» Work instructions
Restate each line word for word. Leave out every picture.
+---+
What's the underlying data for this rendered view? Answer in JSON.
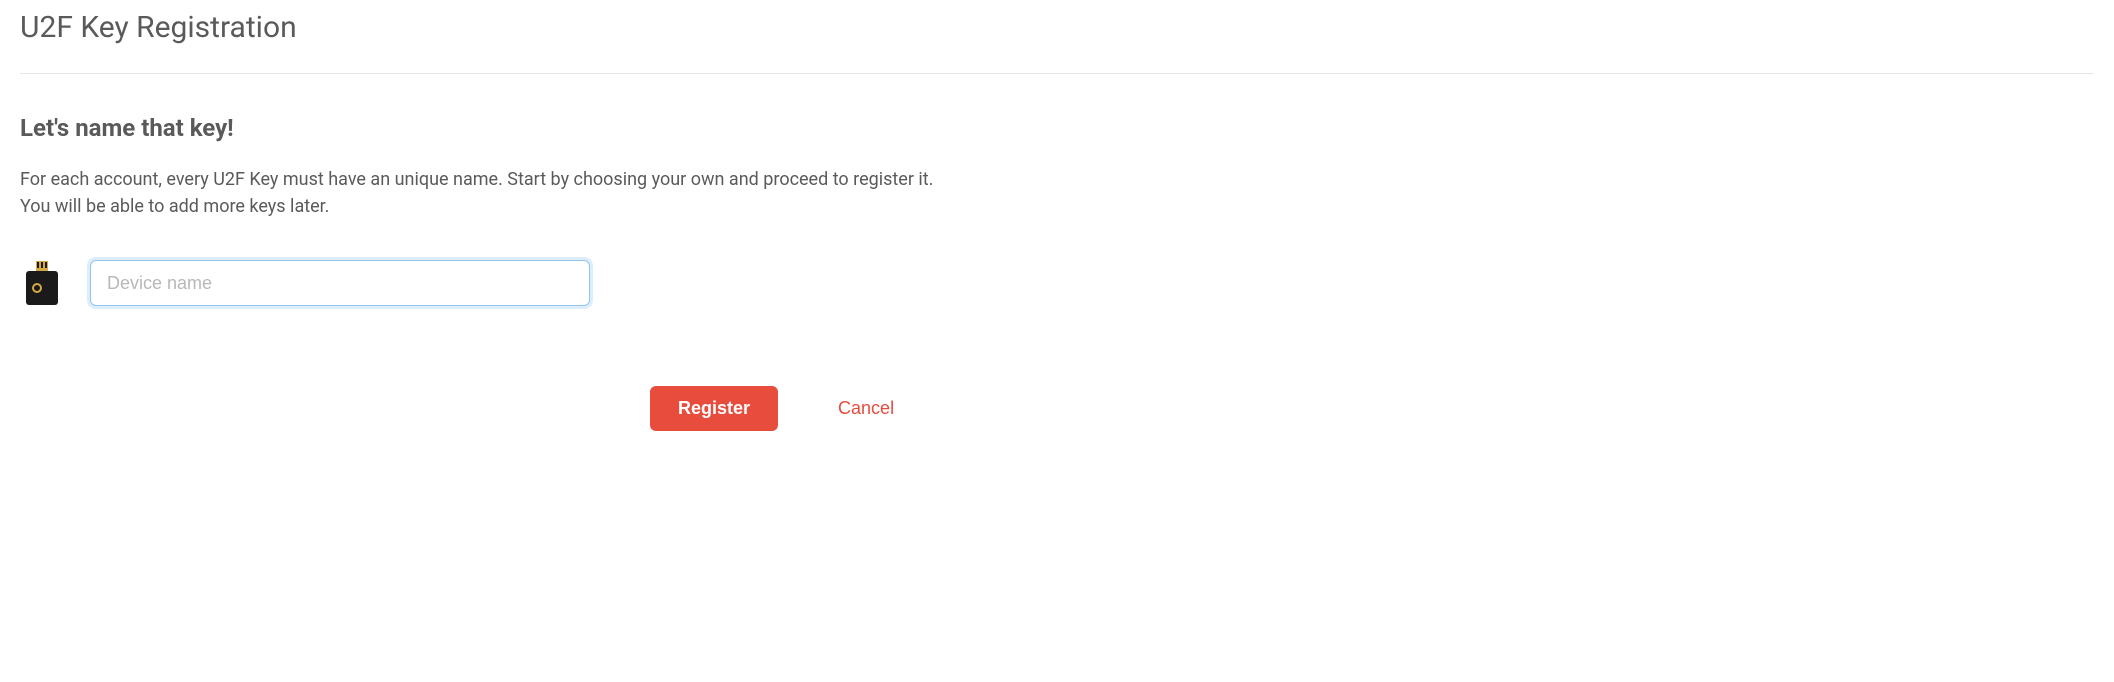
{
  "header": {
    "title": "U2F Key Registration"
  },
  "main": {
    "subtitle": "Let's name that key!",
    "description_line1": "For each account, every U2F Key must have an unique name. Start by choosing your own and proceed to register it.",
    "description_line2": "You will be able to add more keys later.",
    "device_input_placeholder": "Device name",
    "device_input_value": ""
  },
  "actions": {
    "register_label": "Register",
    "cancel_label": "Cancel"
  },
  "colors": {
    "accent": "#e74c3c",
    "input_focus": "#8fc5f0",
    "text": "#5a5a5a"
  }
}
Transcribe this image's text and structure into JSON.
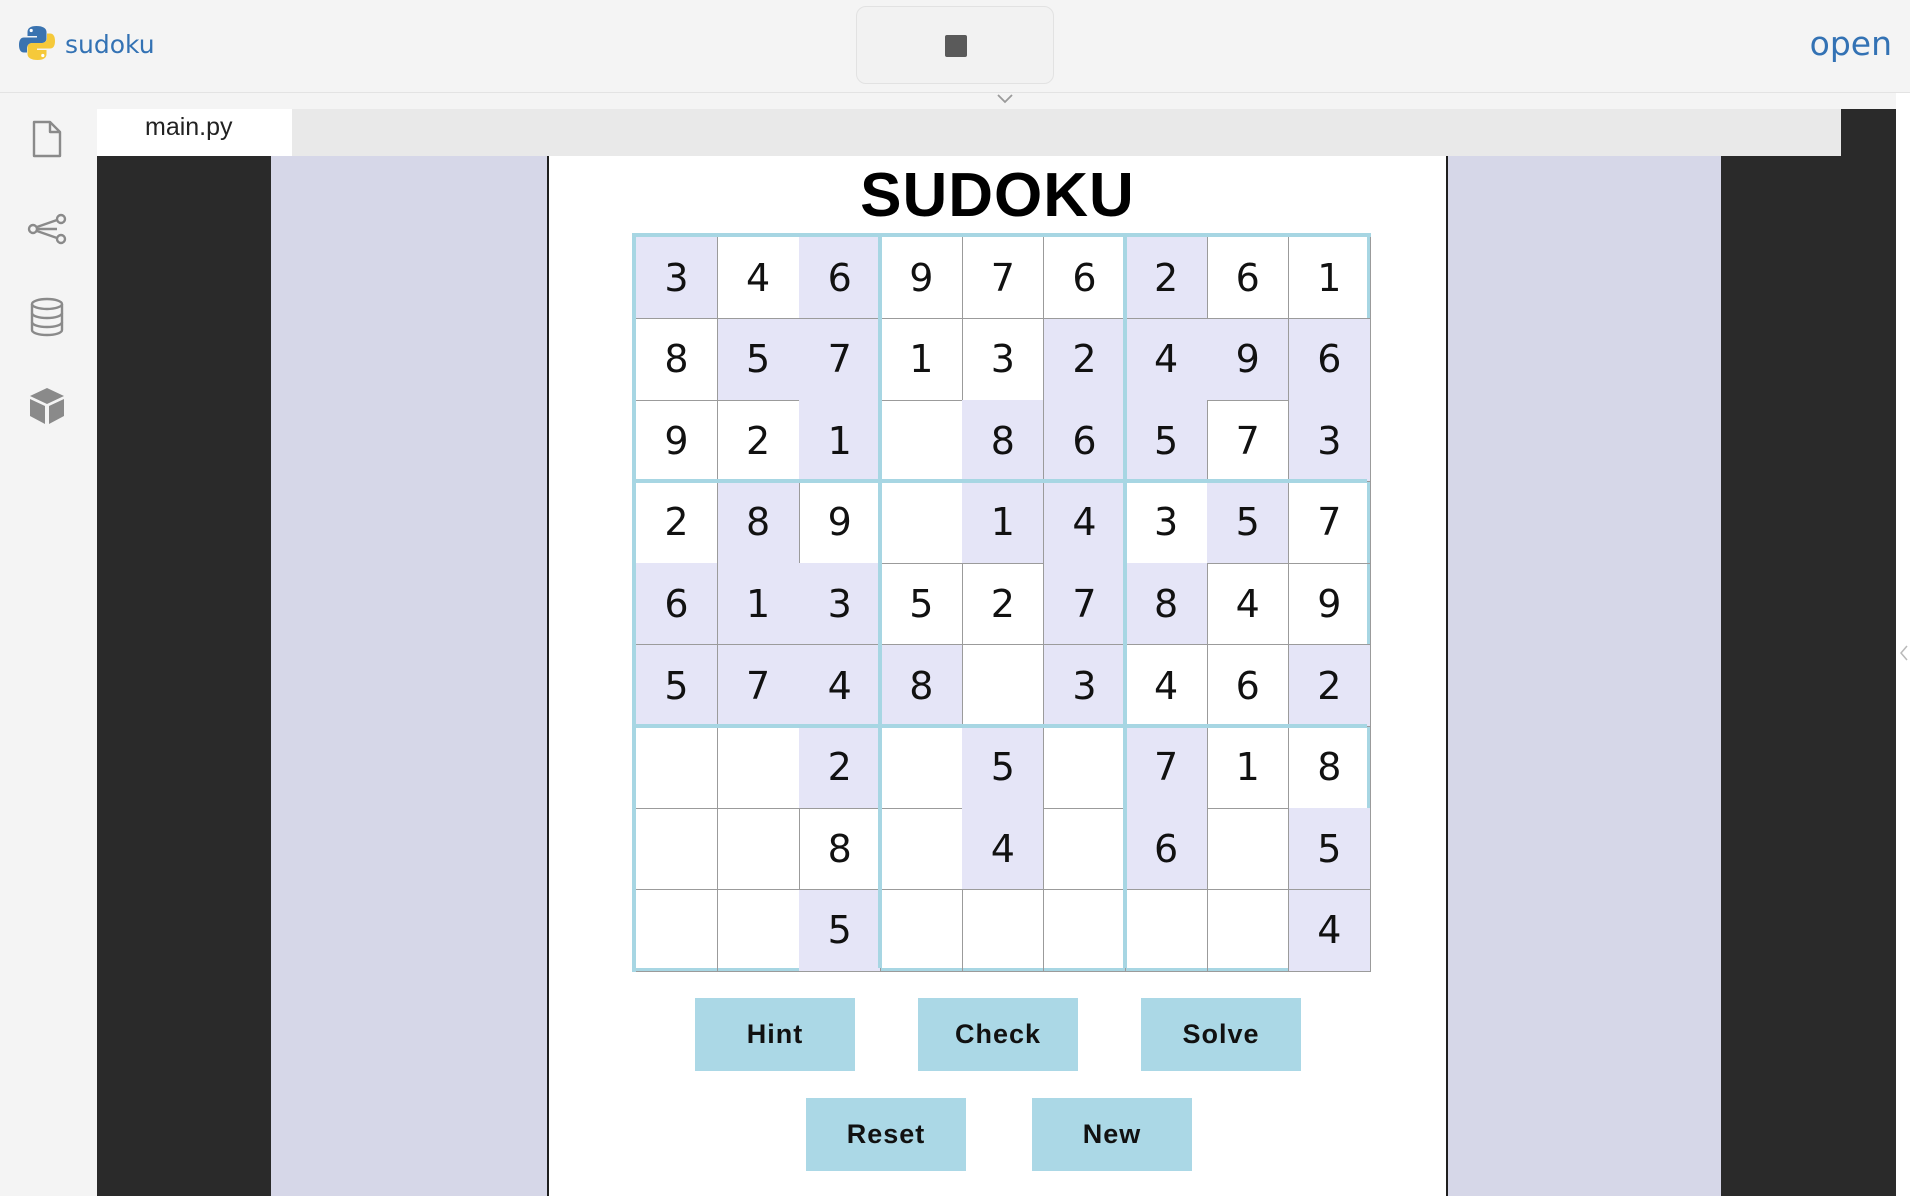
{
  "app": {
    "name": "sudoku",
    "open_label": "open"
  },
  "toolbar": {
    "stop_icon": "stop-icon",
    "collapse_icon": "chevron-down-icon"
  },
  "siderail": {
    "items": [
      {
        "name": "file-icon"
      },
      {
        "name": "share-icon"
      },
      {
        "name": "database-icon"
      },
      {
        "name": "package-icon"
      }
    ]
  },
  "tabs": [
    {
      "label": "main.py",
      "active": true
    }
  ],
  "game": {
    "title": "SUDOKU",
    "grid": [
      [
        "3",
        "4",
        "6",
        "9",
        "7",
        "6",
        "2",
        "6",
        "1"
      ],
      [
        "8",
        "5",
        "7",
        "1",
        "3",
        "2",
        "4",
        "9",
        "6"
      ],
      [
        "9",
        "2",
        "1",
        "",
        "8",
        "6",
        "5",
        "7",
        "3"
      ],
      [
        "2",
        "8",
        "9",
        "",
        "1",
        "4",
        "3",
        "5",
        "7"
      ],
      [
        "6",
        "1",
        "3",
        "5",
        "2",
        "7",
        "8",
        "4",
        "9"
      ],
      [
        "5",
        "7",
        "4",
        "8",
        "",
        "3",
        "4",
        "6",
        "2"
      ],
      [
        "",
        "",
        "2",
        "",
        "5",
        "",
        "7",
        "1",
        "8"
      ],
      [
        "",
        "",
        "8",
        "",
        "4",
        "",
        "6",
        "",
        "5"
      ],
      [
        "",
        "",
        "5",
        "",
        "",
        "",
        "",
        "",
        "4"
      ]
    ],
    "shaded": [
      [
        1,
        0,
        1,
        0,
        0,
        0,
        1,
        0,
        0
      ],
      [
        0,
        1,
        1,
        0,
        0,
        1,
        1,
        1,
        1
      ],
      [
        0,
        0,
        1,
        0,
        1,
        1,
        1,
        0,
        1
      ],
      [
        0,
        1,
        0,
        0,
        1,
        1,
        0,
        1,
        0
      ],
      [
        1,
        1,
        1,
        0,
        0,
        1,
        1,
        0,
        0
      ],
      [
        1,
        1,
        1,
        1,
        0,
        1,
        0,
        0,
        1
      ],
      [
        0,
        0,
        1,
        0,
        1,
        0,
        1,
        0,
        0
      ],
      [
        0,
        0,
        0,
        0,
        1,
        0,
        1,
        0,
        1
      ],
      [
        0,
        0,
        1,
        0,
        0,
        0,
        0,
        0,
        1
      ]
    ],
    "buttons": {
      "hint": "Hint",
      "check": "Check",
      "solve": "Solve",
      "reset": "Reset",
      "new": "New"
    }
  },
  "colors": {
    "accent": "#3372b4",
    "cell_shaded": "#e5e5f7",
    "grid_border": "#a7d6e3",
    "button_bg": "#abd8e6",
    "canvas_bg": "#d6d7e8"
  }
}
+---+
» Result of the exercise
What's the underlying data for this rendered view? Answer in JSON.
{
  "header": {
    "title": "U2F Key Registration"
  },
  "main": {
    "subtitle": "Let's name that key!",
    "description_line1": "For each account, every U2F Key must have an unique name. Start by choosing your own and proceed to register it.",
    "description_line2": "You will be able to add more keys later.",
    "device_input_placeholder": "Device name",
    "device_input_value": ""
  },
  "actions": {
    "register_label": "Register",
    "cancel_label": "Cancel"
  },
  "colors": {
    "accent": "#e74c3c",
    "input_focus": "#8fc5f0",
    "text": "#5a5a5a"
  }
}
Transcribe this image's text and structure into JSON.
{
  "app": {
    "name": "sudoku",
    "open_label": "open"
  },
  "toolbar": {
    "stop_icon": "stop-icon",
    "collapse_icon": "chevron-down-icon"
  },
  "siderail": {
    "items": [
      {
        "name": "file-icon"
      },
      {
        "name": "share-icon"
      },
      {
        "name": "database-icon"
      },
      {
        "name": "package-icon"
      }
    ]
  },
  "tabs": [
    {
      "label": "main.py",
      "active": true
    }
  ],
  "game": {
    "title": "SUDOKU",
    "grid": [
      [
        "3",
        "4",
        "6",
        "9",
        "7",
        "6",
        "2",
        "6",
        "1"
      ],
      [
        "8",
        "5",
        "7",
        "1",
        "3",
        "2",
        "4",
        "9",
        "6"
      ],
      [
        "9",
        "2",
        "1",
        "",
        "8",
        "6",
        "5",
        "7",
        "3"
      ],
      [
        "2",
        "8",
        "9",
        "",
        "1",
        "4",
        "3",
        "5",
        "7"
      ],
      [
        "6",
        "1",
        "3",
        "5",
        "2",
        "7",
        "8",
        "4",
        "9"
      ],
      [
        "5",
        "7",
        "4",
        "8",
        "",
        "3",
        "4",
        "6",
        "2"
      ],
      [
        "",
        "",
        "2",
        "",
        "5",
        "",
        "7",
        "1",
        "8"
      ],
      [
        "",
        "",
        "8",
        "",
        "4",
        "",
        "6",
        "",
        "5"
      ],
      [
        "",
        "",
        "5",
        "",
        "",
        "",
        "",
        "",
        "4"
      ]
    ],
    "shaded": [
      [
        1,
        0,
        1,
        0,
        0,
        0,
        1,
        0,
        0
      ],
      [
        0,
        1,
        1,
        0,
        0,
        1,
        1,
        1,
        1
      ],
      [
        0,
        0,
        1,
        0,
        1,
        1,
        1,
        0,
        1
      ],
      [
        0,
        1,
        0,
        0,
        1,
        1,
        0,
        1,
        0
      ],
      [
        1,
        1,
        1,
        0,
        0,
        1,
        1,
        0,
        0
      ],
      [
        1,
        1,
        1,
        1,
        0,
        1,
        0,
        0,
        1
      ],
      [
        0,
        0,
        1,
        0,
        1,
        0,
        1,
        0,
        0
      ],
      [
        0,
        0,
        0,
        0,
        1,
        0,
        1,
        0,
        1
      ],
      [
        0,
        0,
        1,
        0,
        0,
        0,
        0,
        0,
        1
      ]
    ],
    "buttons": {
      "hint": "Hint",
      "check": "Check",
      "solve": "Solve",
      "reset": "Reset",
      "new": "New"
    }
  },
  "colors": {
    "accent": "#3372b4",
    "cell_shaded": "#e5e5f7",
    "grid_border": "#a7d6e3",
    "button_bg": "#abd8e6",
    "canvas_bg": "#d6d7e8"
  }
}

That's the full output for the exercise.